▶ [PROBLEM TO SOLVE] Locate the string "name" in the listing below. Copy every line where it is found.

Records that describe figures
>>

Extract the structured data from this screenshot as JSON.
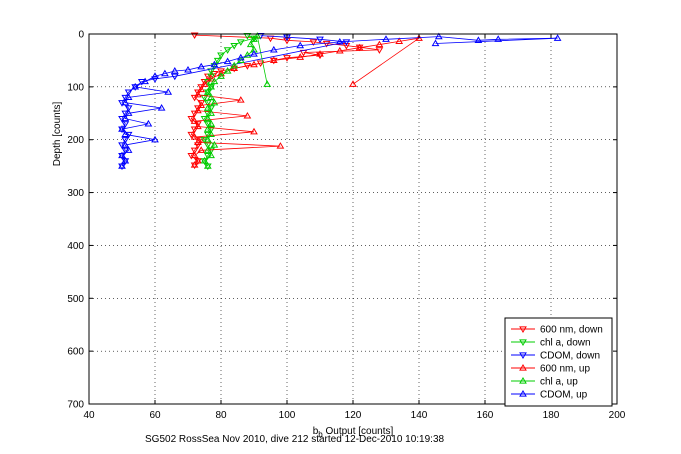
{
  "chart_data": {
    "type": "scatter",
    "caption": "SG502 RossSea Nov 2010, dive 212 started 12-Dec-2010 10:19:38",
    "xlabel": "b_b Output [counts]",
    "ylabel": "Depth [counts]",
    "xlim": [
      40,
      200
    ],
    "ylim": [
      0,
      700
    ],
    "y_reversed": true,
    "grid": "dotted",
    "legend_position": "bottom-right",
    "xticks": [
      "40",
      "60",
      "80",
      "100",
      "120",
      "140",
      "160",
      "180",
      "200"
    ],
    "yticks": [
      "0",
      "100",
      "200",
      "300",
      "400",
      "500",
      "600",
      "700"
    ],
    "series": [
      {
        "name": "600 nm, down",
        "color": "#ff0000",
        "marker": "triangle-down",
        "points": [
          [
            72,
            2
          ],
          [
            95,
            8
          ],
          [
            100,
            12
          ],
          [
            108,
            15
          ],
          [
            112,
            18
          ],
          [
            118,
            22
          ],
          [
            122,
            25
          ],
          [
            128,
            30
          ],
          [
            105,
            35
          ],
          [
            110,
            40
          ],
          [
            100,
            45
          ],
          [
            96,
            50
          ],
          [
            92,
            55
          ],
          [
            88,
            60
          ],
          [
            84,
            65
          ],
          [
            80,
            70
          ],
          [
            78,
            75
          ],
          [
            76,
            80
          ],
          [
            75,
            90
          ],
          [
            74,
            100
          ],
          [
            73,
            110
          ],
          [
            72,
            120
          ],
          [
            74,
            130
          ],
          [
            73,
            140
          ],
          [
            72,
            150
          ],
          [
            71,
            160
          ],
          [
            73,
            170
          ],
          [
            72,
            180
          ],
          [
            71,
            190
          ],
          [
            74,
            200
          ],
          [
            73,
            210
          ],
          [
            72,
            220
          ],
          [
            71,
            230
          ],
          [
            73,
            240
          ],
          [
            72,
            248
          ]
        ]
      },
      {
        "name": "chl a, down",
        "color": "#00cc00",
        "marker": "triangle-down",
        "points": [
          [
            88,
            3
          ],
          [
            90,
            8
          ],
          [
            86,
            15
          ],
          [
            84,
            22
          ],
          [
            82,
            30
          ],
          [
            80,
            40
          ],
          [
            79,
            50
          ],
          [
            78,
            60
          ],
          [
            77,
            70
          ],
          [
            77,
            80
          ],
          [
            76,
            90
          ],
          [
            77,
            100
          ],
          [
            76,
            110
          ],
          [
            75,
            120
          ],
          [
            76,
            130
          ],
          [
            77,
            140
          ],
          [
            76,
            150
          ],
          [
            75,
            160
          ],
          [
            76,
            170
          ],
          [
            77,
            180
          ],
          [
            76,
            190
          ],
          [
            75,
            200
          ],
          [
            76,
            210
          ],
          [
            77,
            220
          ],
          [
            76,
            230
          ],
          [
            75,
            240
          ],
          [
            76,
            250
          ]
        ]
      },
      {
        "name": "CDOM, down",
        "color": "#0000ff",
        "marker": "triangle-down",
        "points": [
          [
            92,
            3
          ],
          [
            100,
            6
          ],
          [
            110,
            10
          ],
          [
            118,
            15
          ],
          [
            66,
            80
          ],
          [
            60,
            85
          ],
          [
            56,
            90
          ],
          [
            54,
            100
          ],
          [
            52,
            110
          ],
          [
            51,
            120
          ],
          [
            50,
            130
          ],
          [
            52,
            140
          ],
          [
            51,
            150
          ],
          [
            50,
            160
          ],
          [
            51,
            170
          ],
          [
            50,
            180
          ],
          [
            52,
            190
          ],
          [
            51,
            200
          ],
          [
            50,
            210
          ],
          [
            51,
            220
          ],
          [
            50,
            230
          ],
          [
            51,
            240
          ],
          [
            50,
            250
          ]
        ]
      },
      {
        "name": "600 nm, up",
        "color": "#ff0000",
        "marker": "triangle-up",
        "points": [
          [
            72,
            248
          ],
          [
            73,
            240
          ],
          [
            72,
            230
          ],
          [
            74,
            220
          ],
          [
            98,
            212
          ],
          [
            73,
            205
          ],
          [
            72,
            195
          ],
          [
            90,
            185
          ],
          [
            73,
            175
          ],
          [
            72,
            165
          ],
          [
            88,
            155
          ],
          [
            73,
            145
          ],
          [
            74,
            135
          ],
          [
            86,
            125
          ],
          [
            73,
            115
          ],
          [
            74,
            105
          ],
          [
            75,
            95
          ],
          [
            77,
            85
          ],
          [
            80,
            75
          ],
          [
            84,
            65
          ],
          [
            90,
            58
          ],
          [
            96,
            50
          ],
          [
            104,
            44
          ],
          [
            110,
            38
          ],
          [
            116,
            32
          ],
          [
            122,
            26
          ],
          [
            128,
            20
          ],
          [
            134,
            14
          ],
          [
            140,
            8
          ],
          [
            120,
            95
          ]
        ]
      },
      {
        "name": "chl a, up",
        "color": "#00cc00",
        "marker": "triangle-up",
        "points": [
          [
            76,
            250
          ],
          [
            75,
            240
          ],
          [
            77,
            230
          ],
          [
            76,
            220
          ],
          [
            78,
            210
          ],
          [
            76,
            200
          ],
          [
            77,
            190
          ],
          [
            76,
            180
          ],
          [
            77,
            170
          ],
          [
            76,
            160
          ],
          [
            77,
            150
          ],
          [
            76,
            140
          ],
          [
            78,
            130
          ],
          [
            77,
            120
          ],
          [
            76,
            110
          ],
          [
            77,
            100
          ],
          [
            78,
            90
          ],
          [
            80,
            80
          ],
          [
            82,
            70
          ],
          [
            84,
            60
          ],
          [
            86,
            50
          ],
          [
            88,
            40
          ],
          [
            90,
            30
          ],
          [
            89,
            20
          ],
          [
            90,
            10
          ],
          [
            91,
            4
          ],
          [
            94,
            95
          ]
        ]
      },
      {
        "name": "CDOM, up",
        "color": "#0000ff",
        "marker": "triangle-up",
        "points": [
          [
            50,
            250
          ],
          [
            51,
            240
          ],
          [
            50,
            230
          ],
          [
            52,
            220
          ],
          [
            51,
            210
          ],
          [
            60,
            200
          ],
          [
            51,
            190
          ],
          [
            50,
            180
          ],
          [
            58,
            170
          ],
          [
            51,
            160
          ],
          [
            52,
            150
          ],
          [
            62,
            140
          ],
          [
            51,
            130
          ],
          [
            52,
            120
          ],
          [
            64,
            110
          ],
          [
            54,
            100
          ],
          [
            57,
            90
          ],
          [
            60,
            80
          ],
          [
            63,
            75
          ],
          [
            66,
            70
          ],
          [
            70,
            68
          ],
          [
            74,
            62
          ],
          [
            78,
            58
          ],
          [
            82,
            52
          ],
          [
            86,
            45
          ],
          [
            90,
            38
          ],
          [
            96,
            30
          ],
          [
            104,
            22
          ],
          [
            116,
            15
          ],
          [
            130,
            10
          ],
          [
            146,
            5
          ],
          [
            158,
            12
          ],
          [
            164,
            10
          ],
          [
            182,
            8
          ],
          [
            145,
            18
          ]
        ]
      }
    ]
  }
}
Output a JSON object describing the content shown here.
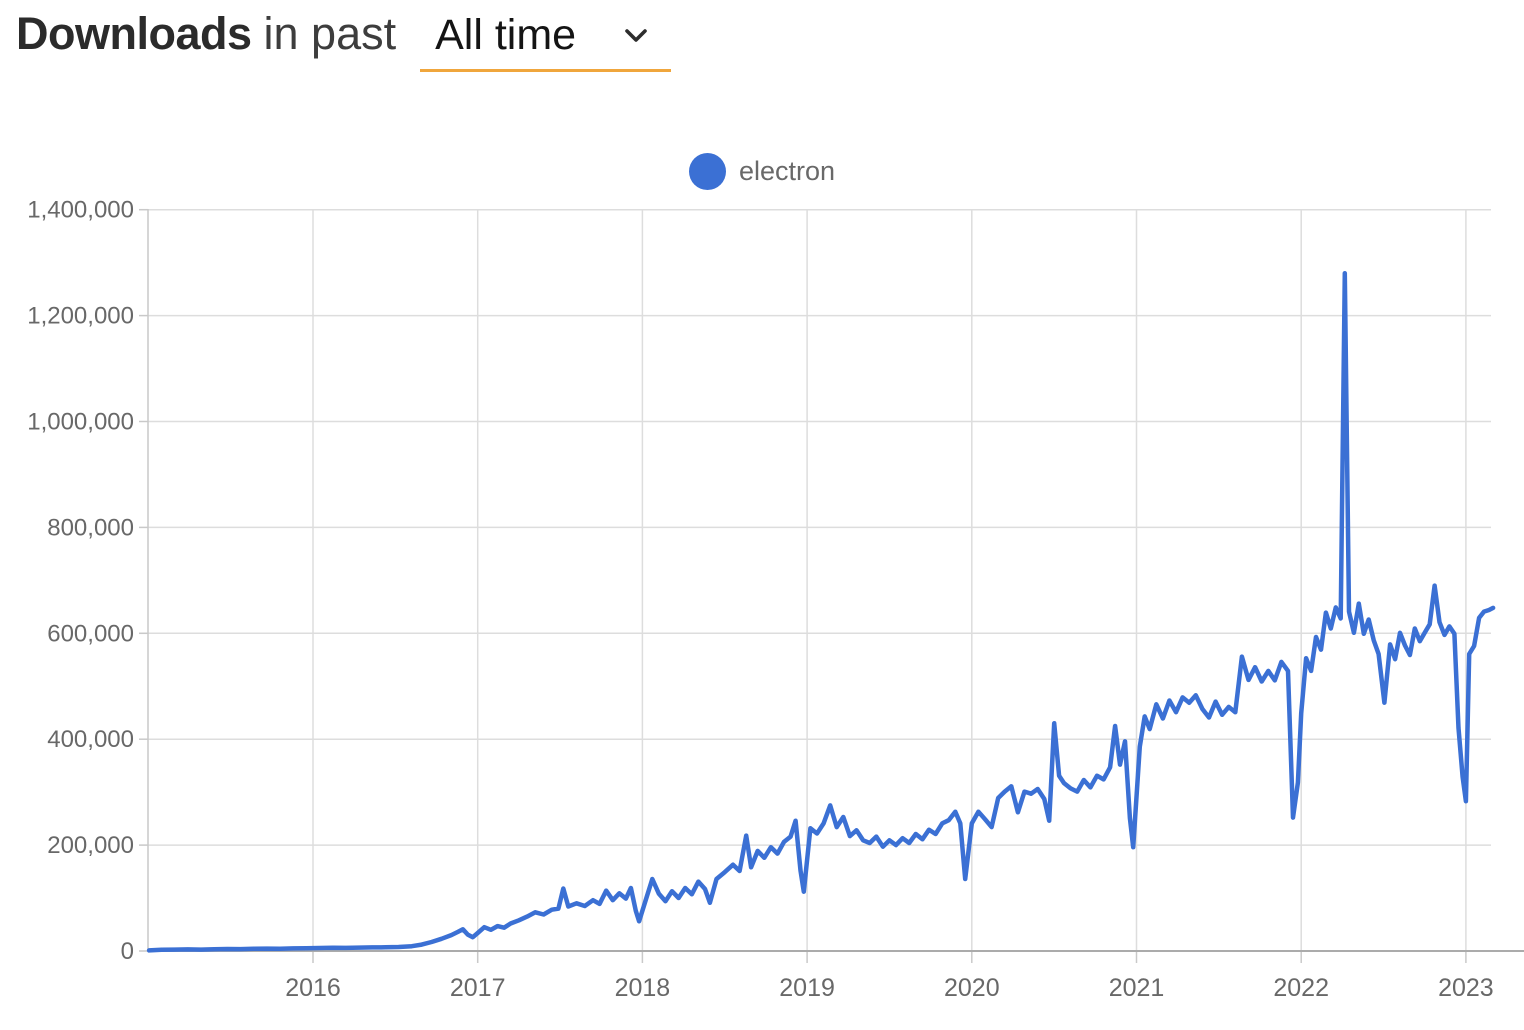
{
  "header": {
    "title_bold": "Downloads",
    "title_rest": "in past",
    "range_selector": {
      "value": "All time",
      "underline_color": "#f0a63c"
    }
  },
  "legend": {
    "series_label": "electron",
    "marker_color": "#3b70d4"
  },
  "colors": {
    "line": "#3b70d4",
    "grid": "#dddddd",
    "axis_zero_line": "#ababab",
    "axis_left_line": "#c9c9c9",
    "tick": "#c9c9c9",
    "tick_label": "#686868"
  },
  "chart_data": {
    "type": "line",
    "title": "Downloads in past All time",
    "xlabel": "",
    "ylabel": "",
    "grid": true,
    "legend_position": "top-center",
    "xlim": [
      2015.0,
      2023.2
    ],
    "ylim": [
      0,
      1400000
    ],
    "x_ticks": [
      {
        "year": 2016,
        "label": "2016"
      },
      {
        "year": 2017,
        "label": "2017"
      },
      {
        "year": 2018,
        "label": "2018"
      },
      {
        "year": 2019,
        "label": "2019"
      },
      {
        "year": 2020,
        "label": "2020"
      },
      {
        "year": 2021,
        "label": "2021"
      },
      {
        "year": 2022,
        "label": "2022"
      },
      {
        "year": 2023,
        "label": "2023"
      }
    ],
    "y_ticks": [
      {
        "value": 0,
        "label": "0"
      },
      {
        "value": 200000,
        "label": "200,000"
      },
      {
        "value": 400000,
        "label": "400,000"
      },
      {
        "value": 600000,
        "label": "600,000"
      },
      {
        "value": 800000,
        "label": "800,000"
      },
      {
        "value": 1000000,
        "label": "1,000,000"
      },
      {
        "value": 1200000,
        "label": "1,200,000"
      },
      {
        "value": 1400000,
        "label": "1,400,000"
      }
    ],
    "series": [
      {
        "name": "electron",
        "color": "#3b70d4",
        "points": [
          [
            2015.005,
            1200
          ],
          [
            2015.08,
            2200
          ],
          [
            2015.16,
            2600
          ],
          [
            2015.24,
            3000
          ],
          [
            2015.32,
            2700
          ],
          [
            2015.4,
            3400
          ],
          [
            2015.48,
            3800
          ],
          [
            2015.56,
            3600
          ],
          [
            2015.64,
            4200
          ],
          [
            2015.72,
            4600
          ],
          [
            2015.8,
            4400
          ],
          [
            2015.88,
            5000
          ],
          [
            2015.96,
            5300
          ],
          [
            2016.04,
            5600
          ],
          [
            2016.12,
            6000
          ],
          [
            2016.2,
            5800
          ],
          [
            2016.28,
            6400
          ],
          [
            2016.36,
            6800
          ],
          [
            2016.44,
            7000
          ],
          [
            2016.52,
            7600
          ],
          [
            2016.6,
            9000
          ],
          [
            2016.66,
            12000
          ],
          [
            2016.72,
            17000
          ],
          [
            2016.78,
            23000
          ],
          [
            2016.84,
            30000
          ],
          [
            2016.88,
            36000
          ],
          [
            2016.91,
            41000
          ],
          [
            2016.94,
            31000
          ],
          [
            2016.97,
            26000
          ],
          [
            2017.0,
            34000
          ],
          [
            2017.04,
            45000
          ],
          [
            2017.08,
            40000
          ],
          [
            2017.12,
            47000
          ],
          [
            2017.16,
            44000
          ],
          [
            2017.2,
            52000
          ],
          [
            2017.25,
            58000
          ],
          [
            2017.3,
            65000
          ],
          [
            2017.35,
            73000
          ],
          [
            2017.4,
            69000
          ],
          [
            2017.45,
            78000
          ],
          [
            2017.49,
            80000
          ],
          [
            2017.52,
            118000
          ],
          [
            2017.55,
            84000
          ],
          [
            2017.6,
            90000
          ],
          [
            2017.65,
            85000
          ],
          [
            2017.7,
            96000
          ],
          [
            2017.74,
            89000
          ],
          [
            2017.78,
            114000
          ],
          [
            2017.82,
            96000
          ],
          [
            2017.86,
            109000
          ],
          [
            2017.9,
            99000
          ],
          [
            2017.93,
            119000
          ],
          [
            2017.96,
            76000
          ],
          [
            2017.98,
            56000
          ],
          [
            2018.02,
            96000
          ],
          [
            2018.06,
            136000
          ],
          [
            2018.1,
            108000
          ],
          [
            2018.14,
            94000
          ],
          [
            2018.18,
            113000
          ],
          [
            2018.22,
            100000
          ],
          [
            2018.26,
            119000
          ],
          [
            2018.3,
            107000
          ],
          [
            2018.34,
            131000
          ],
          [
            2018.38,
            117000
          ],
          [
            2018.41,
            91000
          ],
          [
            2018.45,
            136000
          ],
          [
            2018.5,
            149000
          ],
          [
            2018.55,
            163000
          ],
          [
            2018.59,
            151000
          ],
          [
            2018.63,
            218000
          ],
          [
            2018.66,
            158000
          ],
          [
            2018.7,
            189000
          ],
          [
            2018.74,
            176000
          ],
          [
            2018.78,
            196000
          ],
          [
            2018.82,
            184000
          ],
          [
            2018.86,
            206000
          ],
          [
            2018.9,
            216000
          ],
          [
            2018.93,
            246000
          ],
          [
            2018.96,
            152000
          ],
          [
            2018.98,
            112000
          ],
          [
            2019.02,
            232000
          ],
          [
            2019.06,
            222000
          ],
          [
            2019.1,
            241000
          ],
          [
            2019.14,
            275000
          ],
          [
            2019.18,
            234000
          ],
          [
            2019.22,
            253000
          ],
          [
            2019.26,
            217000
          ],
          [
            2019.3,
            228000
          ],
          [
            2019.34,
            209000
          ],
          [
            2019.38,
            204000
          ],
          [
            2019.42,
            216000
          ],
          [
            2019.46,
            197000
          ],
          [
            2019.5,
            209000
          ],
          [
            2019.54,
            200000
          ],
          [
            2019.58,
            213000
          ],
          [
            2019.62,
            204000
          ],
          [
            2019.66,
            221000
          ],
          [
            2019.7,
            211000
          ],
          [
            2019.74,
            229000
          ],
          [
            2019.78,
            221000
          ],
          [
            2019.82,
            241000
          ],
          [
            2019.86,
            247000
          ],
          [
            2019.9,
            263000
          ],
          [
            2019.93,
            241000
          ],
          [
            2019.96,
            136000
          ],
          [
            2020.0,
            241000
          ],
          [
            2020.04,
            263000
          ],
          [
            2020.08,
            249000
          ],
          [
            2020.12,
            234000
          ],
          [
            2020.16,
            289000
          ],
          [
            2020.2,
            301000
          ],
          [
            2020.24,
            311000
          ],
          [
            2020.28,
            262000
          ],
          [
            2020.32,
            301000
          ],
          [
            2020.36,
            297000
          ],
          [
            2020.4,
            306000
          ],
          [
            2020.44,
            287000
          ],
          [
            2020.47,
            246000
          ],
          [
            2020.5,
            430000
          ],
          [
            2020.53,
            331000
          ],
          [
            2020.56,
            317000
          ],
          [
            2020.6,
            307000
          ],
          [
            2020.64,
            301000
          ],
          [
            2020.68,
            323000
          ],
          [
            2020.72,
            309000
          ],
          [
            2020.76,
            331000
          ],
          [
            2020.8,
            324000
          ],
          [
            2020.84,
            347000
          ],
          [
            2020.87,
            425000
          ],
          [
            2020.9,
            352000
          ],
          [
            2020.93,
            396000
          ],
          [
            2020.96,
            251000
          ],
          [
            2020.98,
            196000
          ],
          [
            2021.02,
            386000
          ],
          [
            2021.05,
            443000
          ],
          [
            2021.08,
            419000
          ],
          [
            2021.12,
            466000
          ],
          [
            2021.16,
            439000
          ],
          [
            2021.2,
            473000
          ],
          [
            2021.24,
            451000
          ],
          [
            2021.28,
            479000
          ],
          [
            2021.32,
            469000
          ],
          [
            2021.36,
            483000
          ],
          [
            2021.4,
            457000
          ],
          [
            2021.44,
            441000
          ],
          [
            2021.48,
            471000
          ],
          [
            2021.52,
            446000
          ],
          [
            2021.56,
            461000
          ],
          [
            2021.6,
            451000
          ],
          [
            2021.64,
            556000
          ],
          [
            2021.68,
            512000
          ],
          [
            2021.72,
            536000
          ],
          [
            2021.76,
            509000
          ],
          [
            2021.8,
            529000
          ],
          [
            2021.84,
            511000
          ],
          [
            2021.88,
            546000
          ],
          [
            2021.92,
            529000
          ],
          [
            2021.95,
            252000
          ],
          [
            2021.98,
            318000
          ],
          [
            2022.0,
            449000
          ],
          [
            2022.03,
            553000
          ],
          [
            2022.06,
            529000
          ],
          [
            2022.09,
            593000
          ],
          [
            2022.12,
            569000
          ],
          [
            2022.15,
            639000
          ],
          [
            2022.18,
            609000
          ],
          [
            2022.21,
            649000
          ],
          [
            2022.24,
            628000
          ],
          [
            2022.265,
            1280000
          ],
          [
            2022.29,
            641000
          ],
          [
            2022.32,
            601000
          ],
          [
            2022.35,
            656000
          ],
          [
            2022.38,
            599000
          ],
          [
            2022.41,
            626000
          ],
          [
            2022.44,
            587000
          ],
          [
            2022.47,
            561000
          ],
          [
            2022.505,
            469000
          ],
          [
            2022.54,
            579000
          ],
          [
            2022.57,
            551000
          ],
          [
            2022.6,
            601000
          ],
          [
            2022.63,
            577000
          ],
          [
            2022.66,
            559000
          ],
          [
            2022.69,
            609000
          ],
          [
            2022.72,
            585000
          ],
          [
            2022.75,
            601000
          ],
          [
            2022.78,
            617000
          ],
          [
            2022.81,
            690000
          ],
          [
            2022.84,
            621000
          ],
          [
            2022.87,
            597000
          ],
          [
            2022.9,
            613000
          ],
          [
            2022.93,
            599000
          ],
          [
            2022.955,
            421000
          ],
          [
            2022.98,
            329000
          ],
          [
            2023.0,
            283000
          ],
          [
            2023.02,
            561000
          ],
          [
            2023.05,
            576000
          ],
          [
            2023.08,
            629000
          ],
          [
            2023.11,
            641000
          ],
          [
            2023.14,
            644000
          ],
          [
            2023.165,
            648000
          ]
        ]
      }
    ]
  }
}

<<

▶ [EXERCISE RESPONSE]
        "name": "600 nm, down",
        "name": "chl a, down",
        "name": "CDOM, down",
        "name": "600 nm, up",
        "name": "chl a, up",
        "name": "CDOM, up",
        "name": "electron",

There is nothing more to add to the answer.